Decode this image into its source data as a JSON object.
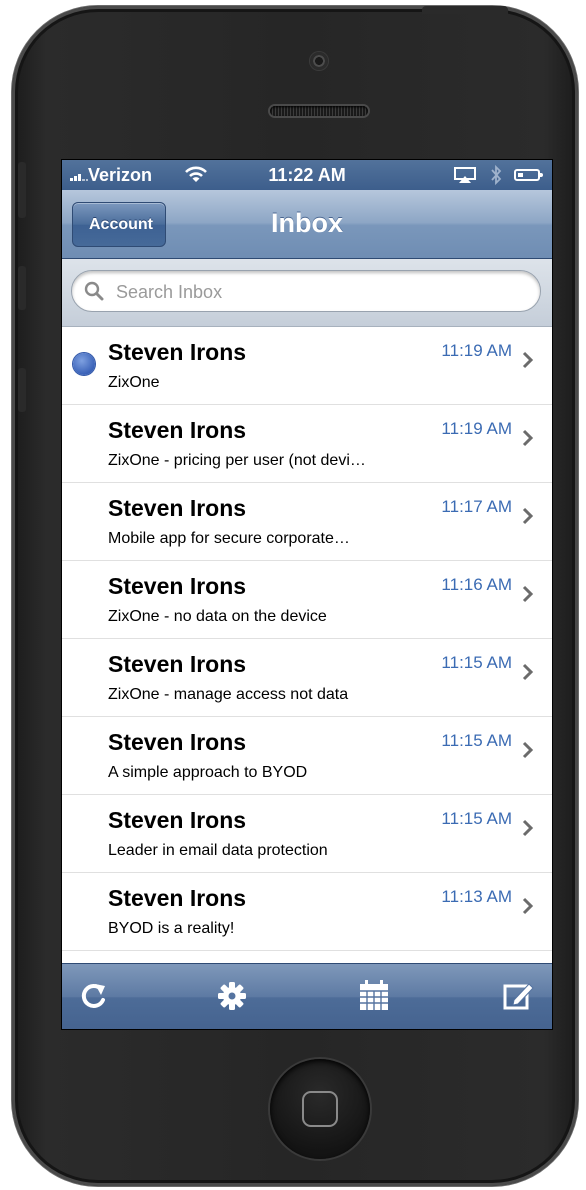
{
  "status_bar": {
    "carrier": "Verizon",
    "time": "11:22 AM"
  },
  "nav": {
    "back_label": "Account",
    "title": "Inbox"
  },
  "search": {
    "placeholder": "Search Inbox"
  },
  "messages": [
    {
      "sender": "Steven Irons",
      "subject": "ZixOne",
      "time": "11:19 AM",
      "unread": true
    },
    {
      "sender": "Steven Irons",
      "subject": "ZixOne - pricing per user (not devi…",
      "time": "11:19 AM",
      "unread": false
    },
    {
      "sender": "Steven Irons",
      "subject": "Mobile app for secure corporate…",
      "time": "11:17 AM",
      "unread": false
    },
    {
      "sender": "Steven Irons",
      "subject": "ZixOne - no data on the device",
      "time": "11:16 AM",
      "unread": false
    },
    {
      "sender": "Steven Irons",
      "subject": "ZixOne - manage access not data",
      "time": "11:15 AM",
      "unread": false
    },
    {
      "sender": "Steven Irons",
      "subject": "A simple approach to BYOD",
      "time": "11:15 AM",
      "unread": false
    },
    {
      "sender": "Steven Irons",
      "subject": "Leader in email data protection",
      "time": "11:15 AM",
      "unread": false
    },
    {
      "sender": "Steven Irons",
      "subject": "BYOD is a reality!",
      "time": "11:13 AM",
      "unread": false
    }
  ],
  "toolbar": {
    "icons": [
      "refresh-icon",
      "gear-icon",
      "calendar-icon",
      "compose-icon"
    ]
  },
  "colors": {
    "accent_blue": "#3b6bb3",
    "nav_bar": "#7a97bb",
    "status_bar": "#3d5e8c",
    "unread_dot": "#3a62b8"
  }
}
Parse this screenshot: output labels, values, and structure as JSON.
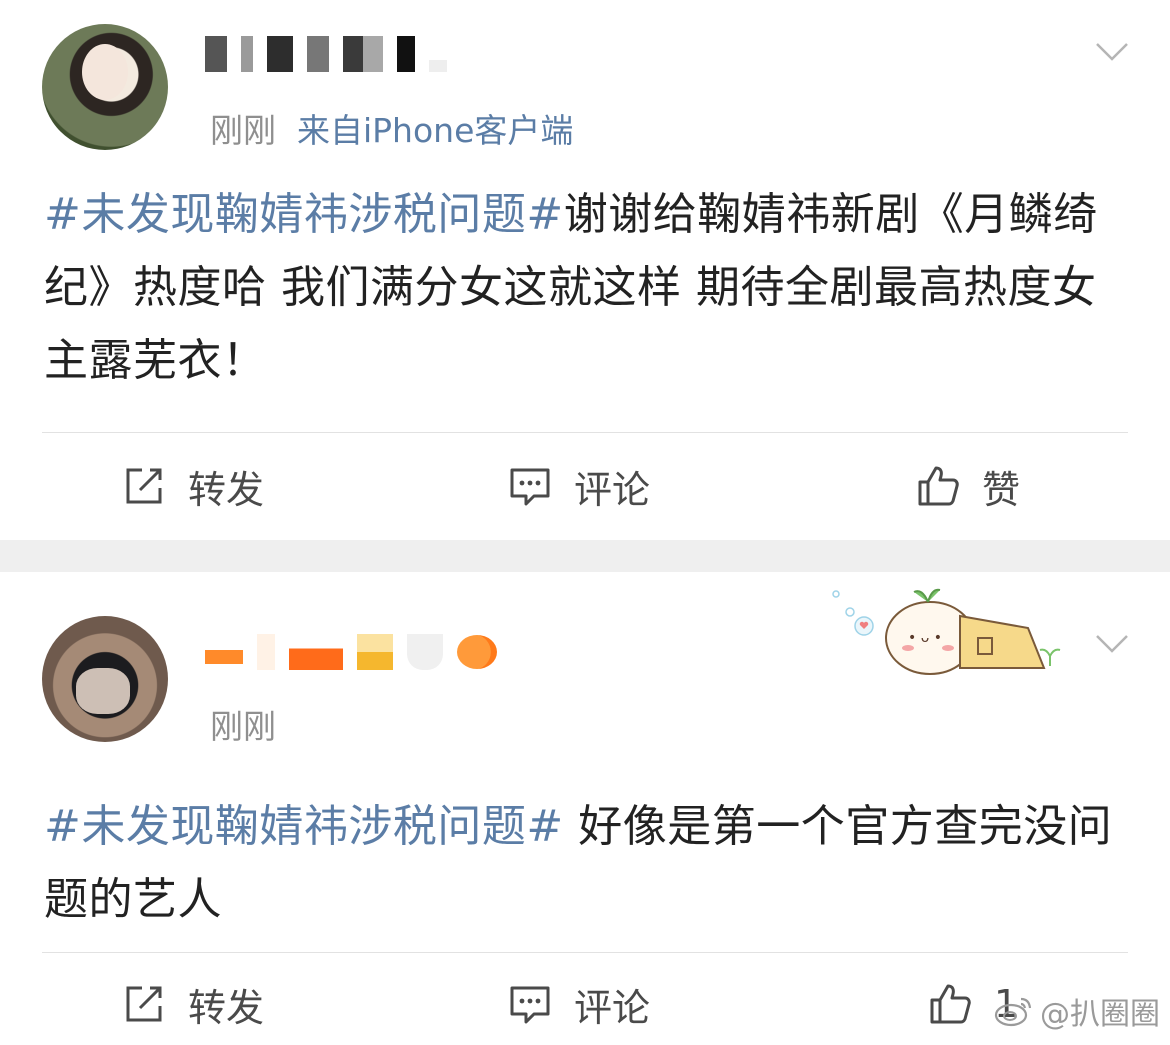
{
  "posts": [
    {
      "time": "刚刚",
      "source": "来自iPhone客户端",
      "hashtag": "#未发现鞠婧祎涉税问题#",
      "text": "谢谢给鞠婧祎新剧《月鳞绮纪》热度哈 我们满分女这就这样 期待全剧最高热度女主露芜衣！",
      "actions": {
        "repost": "转发",
        "comment": "评论",
        "like": "赞"
      }
    },
    {
      "time": "刚刚",
      "hashtag": "#未发现鞠婧祎涉税问题#",
      "text": " 好像是第一个官方查完没问题的艺人",
      "actions": {
        "repost": "转发",
        "comment": "评论",
        "like_count": "1"
      }
    }
  ],
  "watermark": "@扒圈圈",
  "icons": [
    "avatar",
    "chevron-down-icon",
    "repost-icon",
    "comment-icon",
    "like-icon",
    "sticker",
    "weibo-logo-icon"
  ],
  "colors": {
    "link": "#5b7da6",
    "meta": "#8f8f8f",
    "separator": "#efefef"
  }
}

────

Pick out every line of the listing containing the word "source", and show those lines.

Decode this image into its source data as a JSON object.
      "source": "来自iPhone客户端",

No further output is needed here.